(Figure record listings)
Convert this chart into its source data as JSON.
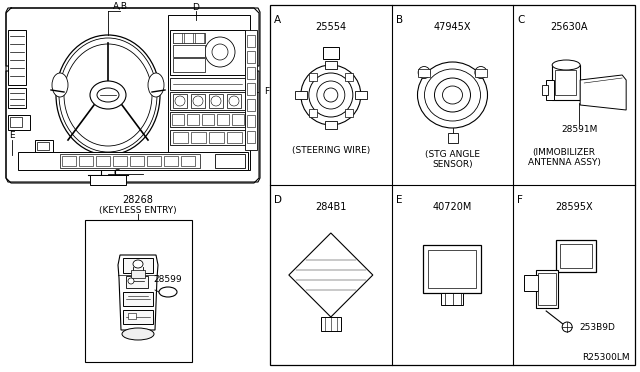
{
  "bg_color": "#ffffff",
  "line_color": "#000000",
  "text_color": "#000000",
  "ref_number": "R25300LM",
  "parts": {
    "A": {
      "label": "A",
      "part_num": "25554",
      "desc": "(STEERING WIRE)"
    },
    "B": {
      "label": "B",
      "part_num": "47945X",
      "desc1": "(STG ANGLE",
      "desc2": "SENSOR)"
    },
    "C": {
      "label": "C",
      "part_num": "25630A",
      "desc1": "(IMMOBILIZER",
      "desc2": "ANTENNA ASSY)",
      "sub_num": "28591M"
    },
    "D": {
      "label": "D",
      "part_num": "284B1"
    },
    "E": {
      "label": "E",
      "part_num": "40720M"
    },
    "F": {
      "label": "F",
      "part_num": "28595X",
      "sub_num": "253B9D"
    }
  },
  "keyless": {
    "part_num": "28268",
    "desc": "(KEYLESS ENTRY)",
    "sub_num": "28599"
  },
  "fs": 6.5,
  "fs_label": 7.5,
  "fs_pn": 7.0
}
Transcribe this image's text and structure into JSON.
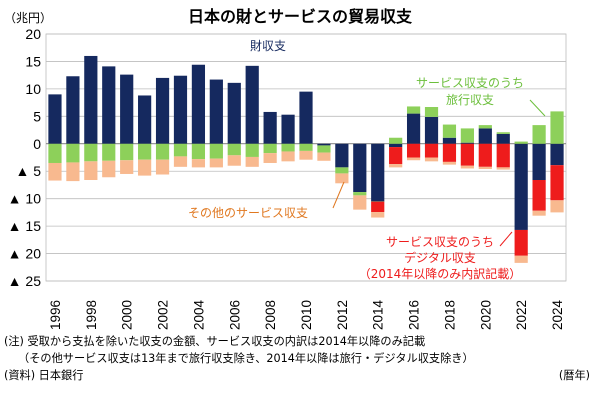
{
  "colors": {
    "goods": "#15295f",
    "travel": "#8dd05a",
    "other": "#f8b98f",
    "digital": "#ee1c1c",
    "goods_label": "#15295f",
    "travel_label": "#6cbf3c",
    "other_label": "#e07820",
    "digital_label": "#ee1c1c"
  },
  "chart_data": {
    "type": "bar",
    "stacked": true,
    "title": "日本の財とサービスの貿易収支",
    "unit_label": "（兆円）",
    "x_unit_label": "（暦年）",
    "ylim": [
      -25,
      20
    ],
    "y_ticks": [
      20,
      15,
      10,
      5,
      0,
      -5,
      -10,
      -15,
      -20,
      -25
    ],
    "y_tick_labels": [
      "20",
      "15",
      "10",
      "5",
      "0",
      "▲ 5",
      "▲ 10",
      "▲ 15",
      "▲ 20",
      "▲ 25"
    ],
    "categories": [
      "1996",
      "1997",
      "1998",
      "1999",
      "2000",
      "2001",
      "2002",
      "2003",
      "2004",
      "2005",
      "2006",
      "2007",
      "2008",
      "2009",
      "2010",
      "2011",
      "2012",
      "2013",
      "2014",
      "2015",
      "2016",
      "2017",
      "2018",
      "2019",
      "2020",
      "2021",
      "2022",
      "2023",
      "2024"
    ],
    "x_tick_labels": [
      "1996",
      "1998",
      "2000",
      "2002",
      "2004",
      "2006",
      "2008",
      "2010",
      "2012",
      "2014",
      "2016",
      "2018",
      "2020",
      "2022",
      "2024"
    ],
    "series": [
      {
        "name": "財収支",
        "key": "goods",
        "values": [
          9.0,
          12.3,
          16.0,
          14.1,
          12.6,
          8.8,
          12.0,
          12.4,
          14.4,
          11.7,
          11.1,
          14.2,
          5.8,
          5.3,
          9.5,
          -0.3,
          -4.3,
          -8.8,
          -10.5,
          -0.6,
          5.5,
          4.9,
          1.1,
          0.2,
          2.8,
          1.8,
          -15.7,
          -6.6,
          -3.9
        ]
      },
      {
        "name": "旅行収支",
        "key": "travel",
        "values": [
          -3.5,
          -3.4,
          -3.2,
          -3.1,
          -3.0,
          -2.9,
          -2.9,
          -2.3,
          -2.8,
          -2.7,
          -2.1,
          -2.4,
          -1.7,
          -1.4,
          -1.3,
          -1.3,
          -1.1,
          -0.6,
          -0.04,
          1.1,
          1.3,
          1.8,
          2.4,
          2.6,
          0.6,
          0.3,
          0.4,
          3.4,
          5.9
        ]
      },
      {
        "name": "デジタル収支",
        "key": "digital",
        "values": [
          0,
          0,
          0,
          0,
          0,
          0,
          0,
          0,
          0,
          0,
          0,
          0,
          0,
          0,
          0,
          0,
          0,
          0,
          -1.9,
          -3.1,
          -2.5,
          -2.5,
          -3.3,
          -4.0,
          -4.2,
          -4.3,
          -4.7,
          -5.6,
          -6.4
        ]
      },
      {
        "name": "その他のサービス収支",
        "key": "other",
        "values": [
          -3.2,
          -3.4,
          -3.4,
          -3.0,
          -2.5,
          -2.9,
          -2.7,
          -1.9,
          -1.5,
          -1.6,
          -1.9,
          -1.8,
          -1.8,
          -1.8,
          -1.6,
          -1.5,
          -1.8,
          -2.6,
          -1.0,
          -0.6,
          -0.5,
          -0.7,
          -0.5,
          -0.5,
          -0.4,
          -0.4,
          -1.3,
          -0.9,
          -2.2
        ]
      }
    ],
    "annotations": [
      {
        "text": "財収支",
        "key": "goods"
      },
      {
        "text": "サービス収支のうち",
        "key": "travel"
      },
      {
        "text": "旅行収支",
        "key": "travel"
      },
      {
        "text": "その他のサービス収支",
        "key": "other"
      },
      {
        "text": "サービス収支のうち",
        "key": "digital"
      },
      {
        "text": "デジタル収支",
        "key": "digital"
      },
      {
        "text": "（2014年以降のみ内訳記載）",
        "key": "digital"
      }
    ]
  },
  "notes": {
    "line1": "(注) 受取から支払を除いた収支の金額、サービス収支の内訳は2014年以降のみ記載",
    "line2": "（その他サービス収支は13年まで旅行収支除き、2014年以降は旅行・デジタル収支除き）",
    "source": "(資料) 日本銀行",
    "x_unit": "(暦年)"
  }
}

● **What to do**
In your copy, repeat each record exactly and include no pictures.

● **Answer**
Convert this chart into its source data as JSON.
{
  "bg_color": "#ffffff",
  "line_color": "#000000",
  "text_color": "#000000",
  "ref_number": "R25300LM",
  "parts": {
    "A": {
      "label": "A",
      "part_num": "25554",
      "desc": "(STEERING WIRE)"
    },
    "B": {
      "label": "B",
      "part_num": "47945X",
      "desc1": "(STG ANGLE",
      "desc2": "SENSOR)"
    },
    "C": {
      "label": "C",
      "part_num": "25630A",
      "desc1": "(IMMOBILIZER",
      "desc2": "ANTENNA ASSY)",
      "sub_num": "28591M"
    },
    "D": {
      "label": "D",
      "part_num": "284B1"
    },
    "E": {
      "label": "E",
      "part_num": "40720M"
    },
    "F": {
      "label": "F",
      "part_num": "28595X",
      "sub_num": "253B9D"
    }
  },
  "keyless": {
    "part_num": "28268",
    "desc": "(KEYLESS ENTRY)",
    "sub_num": "28599"
  },
  "fs": 6.5,
  "fs_label": 7.5,
  "fs_pn": 7.0
}
Transcribe this image's text and structure into JSON.
{
  "colors": {
    "goods": "#15295f",
    "travel": "#8dd05a",
    "other": "#f8b98f",
    "digital": "#ee1c1c",
    "goods_label": "#15295f",
    "travel_label": "#6cbf3c",
    "other_label": "#e07820",
    "digital_label": "#ee1c1c"
  },
  "chart_data": {
    "type": "bar",
    "stacked": true,
    "title": "日本の財とサービスの貿易収支",
    "unit_label": "（兆円）",
    "x_unit_label": "（暦年）",
    "ylim": [
      -25,
      20
    ],
    "y_ticks": [
      20,
      15,
      10,
      5,
      0,
      -5,
      -10,
      -15,
      -20,
      -25
    ],
    "y_tick_labels": [
      "20",
      "15",
      "10",
      "5",
      "0",
      "▲ 5",
      "▲ 10",
      "▲ 15",
      "▲ 20",
      "▲ 25"
    ],
    "categories": [
      "1996",
      "1997",
      "1998",
      "1999",
      "2000",
      "2001",
      "2002",
      "2003",
      "2004",
      "2005",
      "2006",
      "2007",
      "2008",
      "2009",
      "2010",
      "2011",
      "2012",
      "2013",
      "2014",
      "2015",
      "2016",
      "2017",
      "2018",
      "2019",
      "2020",
      "2021",
      "2022",
      "2023",
      "2024"
    ],
    "x_tick_labels": [
      "1996",
      "1998",
      "2000",
      "2002",
      "2004",
      "2006",
      "2008",
      "2010",
      "2012",
      "2014",
      "2016",
      "2018",
      "2020",
      "2022",
      "2024"
    ],
    "series": [
      {
        "name": "財収支",
        "key": "goods",
        "values": [
          9.0,
          12.3,
          16.0,
          14.1,
          12.6,
          8.8,
          12.0,
          12.4,
          14.4,
          11.7,
          11.1,
          14.2,
          5.8,
          5.3,
          9.5,
          -0.3,
          -4.3,
          -8.8,
          -10.5,
          -0.6,
          5.5,
          4.9,
          1.1,
          0.2,
          2.8,
          1.8,
          -15.7,
          -6.6,
          -3.9
        ]
      },
      {
        "name": "旅行収支",
        "key": "travel",
        "values": [
          -3.5,
          -3.4,
          -3.2,
          -3.1,
          -3.0,
          -2.9,
          -2.9,
          -2.3,
          -2.8,
          -2.7,
          -2.1,
          -2.4,
          -1.7,
          -1.4,
          -1.3,
          -1.3,
          -1.1,
          -0.6,
          -0.04,
          1.1,
          1.3,
          1.8,
          2.4,
          2.6,
          0.6,
          0.3,
          0.4,
          3.4,
          5.9
        ]
      },
      {
        "name": "デジタル収支",
        "key": "digital",
        "values": [
          0,
          0,
          0,
          0,
          0,
          0,
          0,
          0,
          0,
          0,
          0,
          0,
          0,
          0,
          0,
          0,
          0,
          0,
          -1.9,
          -3.1,
          -2.5,
          -2.5,
          -3.3,
          -4.0,
          -4.2,
          -4.3,
          -4.7,
          -5.6,
          -6.4
        ]
      },
      {
        "name": "その他のサービス収支",
        "key": "other",
        "values": [
          -3.2,
          -3.4,
          -3.4,
          -3.0,
          -2.5,
          -2.9,
          -2.7,
          -1.9,
          -1.5,
          -1.6,
          -1.9,
          -1.8,
          -1.8,
          -1.8,
          -1.6,
          -1.5,
          -1.8,
          -2.6,
          -1.0,
          -0.6,
          -0.5,
          -0.7,
          -0.5,
          -0.5,
          -0.4,
          -0.4,
          -1.3,
          -0.9,
          -2.2
        ]
      }
    ],
    "annotations": [
      {
        "text": "財収支",
        "key": "goods"
      },
      {
        "text": "サービス収支のうち",
        "key": "travel"
      },
      {
        "text": "旅行収支",
        "key": "travel"
      },
      {
        "text": "その他のサービス収支",
        "key": "other"
      },
      {
        "text": "サービス収支のうち",
        "key": "digital"
      },
      {
        "text": "デジタル収支",
        "key": "digital"
      },
      {
        "text": "（2014年以降のみ内訳記載）",
        "key": "digital"
      }
    ]
  },
  "notes": {
    "line1": "(注) 受取から支払を除いた収支の金額、サービス収支の内訳は2014年以降のみ記載",
    "line2": "（その他サービス収支は13年まで旅行収支除き、2014年以降は旅行・デジタル収支除き）",
    "source": "(資料) 日本銀行",
    "x_unit": "(暦年)"
  }
}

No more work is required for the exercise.